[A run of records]
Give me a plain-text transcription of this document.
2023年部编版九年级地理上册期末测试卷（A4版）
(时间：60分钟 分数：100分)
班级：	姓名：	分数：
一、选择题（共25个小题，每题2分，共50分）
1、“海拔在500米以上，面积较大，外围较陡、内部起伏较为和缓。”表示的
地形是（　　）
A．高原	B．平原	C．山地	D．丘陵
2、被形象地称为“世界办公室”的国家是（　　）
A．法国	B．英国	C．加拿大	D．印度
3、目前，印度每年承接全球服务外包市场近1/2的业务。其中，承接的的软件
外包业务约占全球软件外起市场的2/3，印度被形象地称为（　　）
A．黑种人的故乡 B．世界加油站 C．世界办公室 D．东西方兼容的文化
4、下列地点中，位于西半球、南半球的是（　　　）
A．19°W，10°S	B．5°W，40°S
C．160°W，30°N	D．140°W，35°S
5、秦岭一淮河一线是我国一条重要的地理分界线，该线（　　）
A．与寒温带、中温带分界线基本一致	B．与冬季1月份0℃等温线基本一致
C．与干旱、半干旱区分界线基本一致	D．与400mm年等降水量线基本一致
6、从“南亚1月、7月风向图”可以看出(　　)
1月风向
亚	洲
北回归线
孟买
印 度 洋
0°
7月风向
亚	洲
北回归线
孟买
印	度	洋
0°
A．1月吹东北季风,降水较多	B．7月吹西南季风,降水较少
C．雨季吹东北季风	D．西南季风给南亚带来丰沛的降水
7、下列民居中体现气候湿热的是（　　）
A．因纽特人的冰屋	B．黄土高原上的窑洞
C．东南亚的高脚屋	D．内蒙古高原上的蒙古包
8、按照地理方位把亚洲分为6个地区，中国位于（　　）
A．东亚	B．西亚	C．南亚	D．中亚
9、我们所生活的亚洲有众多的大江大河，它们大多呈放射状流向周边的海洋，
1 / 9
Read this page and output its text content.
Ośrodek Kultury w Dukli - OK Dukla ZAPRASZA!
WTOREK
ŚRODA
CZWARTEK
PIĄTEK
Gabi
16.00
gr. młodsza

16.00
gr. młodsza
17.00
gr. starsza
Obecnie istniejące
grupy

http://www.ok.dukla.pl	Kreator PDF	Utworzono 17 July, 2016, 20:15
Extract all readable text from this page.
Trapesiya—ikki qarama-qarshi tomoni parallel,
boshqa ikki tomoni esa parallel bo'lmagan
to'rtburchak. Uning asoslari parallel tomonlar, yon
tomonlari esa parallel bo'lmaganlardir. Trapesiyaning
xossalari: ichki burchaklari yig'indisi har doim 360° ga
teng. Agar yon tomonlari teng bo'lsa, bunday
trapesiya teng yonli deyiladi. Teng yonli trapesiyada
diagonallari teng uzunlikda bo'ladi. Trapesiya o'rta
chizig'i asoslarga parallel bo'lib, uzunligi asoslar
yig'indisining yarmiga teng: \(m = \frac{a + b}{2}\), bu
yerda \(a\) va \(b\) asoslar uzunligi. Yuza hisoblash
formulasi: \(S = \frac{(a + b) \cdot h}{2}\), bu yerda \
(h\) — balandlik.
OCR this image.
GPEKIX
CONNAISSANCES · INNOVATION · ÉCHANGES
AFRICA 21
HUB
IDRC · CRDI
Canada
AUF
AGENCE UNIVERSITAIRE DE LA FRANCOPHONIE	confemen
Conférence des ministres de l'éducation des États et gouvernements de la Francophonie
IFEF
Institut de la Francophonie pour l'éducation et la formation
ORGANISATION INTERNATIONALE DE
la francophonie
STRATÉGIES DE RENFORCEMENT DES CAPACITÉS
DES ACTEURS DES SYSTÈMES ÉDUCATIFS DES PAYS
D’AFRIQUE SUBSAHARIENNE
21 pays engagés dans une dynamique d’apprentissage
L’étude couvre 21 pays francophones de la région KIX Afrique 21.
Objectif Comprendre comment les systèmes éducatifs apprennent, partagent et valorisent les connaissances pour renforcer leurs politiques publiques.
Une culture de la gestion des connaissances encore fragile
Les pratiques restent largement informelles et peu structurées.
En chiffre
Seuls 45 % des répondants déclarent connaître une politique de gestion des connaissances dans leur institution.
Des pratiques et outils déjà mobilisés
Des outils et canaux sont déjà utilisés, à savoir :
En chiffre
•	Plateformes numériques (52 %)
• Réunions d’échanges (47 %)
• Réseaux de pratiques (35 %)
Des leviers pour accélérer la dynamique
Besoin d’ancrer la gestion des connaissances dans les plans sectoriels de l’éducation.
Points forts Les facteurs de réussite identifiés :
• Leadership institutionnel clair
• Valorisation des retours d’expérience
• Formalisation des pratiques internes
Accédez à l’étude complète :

**REQUEST**
Your task is to reproduce the whole listing exactly.

**FULL OUTPUT**
Give me a plain-text transcription of this document.
2023年部编版九年级地理上册期末测试卷（A4版）
(时间：60分钟 分数：100分)
班级：	姓名：	分数：
一、选择题（共25个小题，每题2分，共50分）
1、“海拔在500米以上，面积较大，外围较陡、内部起伏较为和缓。”表示的
地形是（　　）
A．高原	B．平原	C．山地	D．丘陵
2、被形象地称为“世界办公室”的国家是（　　）
A．法国	B．英国	C．加拿大	D．印度
3、目前，印度每年承接全球服务外包市场近1/2的业务。其中，承接的的软件
外包业务约占全球软件外起市场的2/3，印度被形象地称为（　　）
A．黑种人的故乡 B．世界加油站 C．世界办公室 D．东西方兼容的文化
4、下列地点中，位于西半球、南半球的是（　　　）
A．19°W，10°S	B．5°W，40°S
C．160°W，30°N	D．140°W，35°S
5、秦岭一淮河一线是我国一条重要的地理分界线，该线（　　）
A．与寒温带、中温带分界线基本一致	B．与冬季1月份0℃等温线基本一致
C．与干旱、半干旱区分界线基本一致	D．与400mm年等降水量线基本一致
6、从“南亚1月、7月风向图”可以看出(　　)
1月风向
亚	洲
北回归线
孟买
印 度 洋
0°
7月风向
亚	洲
北回归线
孟买
印	度	洋
0°
A．1月吹东北季风,降水较多	B．7月吹西南季风,降水较少
C．雨季吹东北季风	D．西南季风给南亚带来丰沛的降水
7、下列民居中体现气候湿热的是（　　）
A．因纽特人的冰屋	B．黄土高原上的窑洞
C．东南亚的高脚屋	D．内蒙古高原上的蒙古包
8、按照地理方位把亚洲分为6个地区，中国位于（　　）
A．东亚	B．西亚	C．南亚	D．中亚
9、我们所生活的亚洲有众多的大江大河，它们大多呈放射状流向周边的海洋，
1 / 9
Read this page and output its text content.
Ośrodek Kultury w Dukli - OK Dukla ZAPRASZA!
WTOREK
ŚRODA
CZWARTEK
PIĄTEK
Gabi
16.00
gr. młodsza

16.00
gr. młodsza
17.00
gr. starsza
Obecnie istniejące
grupy

http://www.ok.dukla.pl	Kreator PDF	Utworzono 17 July, 2016, 20:15
Extract all readable text from this page.
Trapesiya—ikki qarama-qarshi tomoni parallel,
boshqa ikki tomoni esa parallel bo'lmagan
to'rtburchak. Uning asoslari parallel tomonlar, yon
tomonlari esa parallel bo'lmaganlardir. Trapesiyaning
xossalari: ichki burchaklari yig'indisi har doim 360° ga
teng. Agar yon tomonlari teng bo'lsa, bunday
trapesiya teng yonli deyiladi. Teng yonli trapesiyada
diagonallari teng uzunlikda bo'ladi. Trapesiya o'rta
chizig'i asoslarga parallel bo'lib, uzunligi asoslar
yig'indisining yarmiga teng: \(m = \frac{a + b}{2}\), bu
yerda \(a\) va \(b\) asoslar uzunligi. Yuza hisoblash
formulasi: \(S = \frac{(a + b) \cdot h}{2}\), bu yerda \
(h\) — balandlik.
OCR this image.
GPEKIX
CONNAISSANCES · INNOVATION · ÉCHANGES
AFRICA 21
HUB
IDRC · CRDI
Canada
AUF
AGENCE UNIVERSITAIRE DE LA FRANCOPHONIE	confemen
Conférence des ministres de l'éducation des États et gouvernements de la Francophonie
IFEF
Institut de la Francophonie pour l'éducation et la formation
ORGANISATION INTERNATIONALE DE
la francophonie
STRATÉGIES DE RENFORCEMENT DES CAPACITÉS
DES ACTEURS DES SYSTÈMES ÉDUCATIFS DES PAYS
D’AFRIQUE SUBSAHARIENNE
21 pays engagés dans une dynamique d’apprentissage
L’étude couvre 21 pays francophones de la région KIX Afrique 21.
Objectif Comprendre comment les systèmes éducatifs apprennent, partagent et valorisent les connaissances pour renforcer leurs politiques publiques.
Une culture de la gestion des connaissances encore fragile
Les pratiques restent largement informelles et peu structurées.
En chiffre
Seuls 45 % des répondants déclarent connaître une politique de gestion des connaissances dans leur institution.
Des pratiques et outils déjà mobilisés
Des outils et canaux sont déjà utilisés, à savoir :
En chiffre
•	Plateformes numériques (52 %)
• Réunions d’échanges (47 %)
• Réseaux de pratiques (35 %)
Des leviers pour accélérer la dynamique
Besoin d’ancrer la gestion des connaissances dans les plans sectoriels de l’éducation.
Points forts Les facteurs de réussite identifiés :
• Leadership institutionnel clair
• Valorisation des retours d’expérience
• Formalisation des pratiques internes
Accédez à l’étude complète :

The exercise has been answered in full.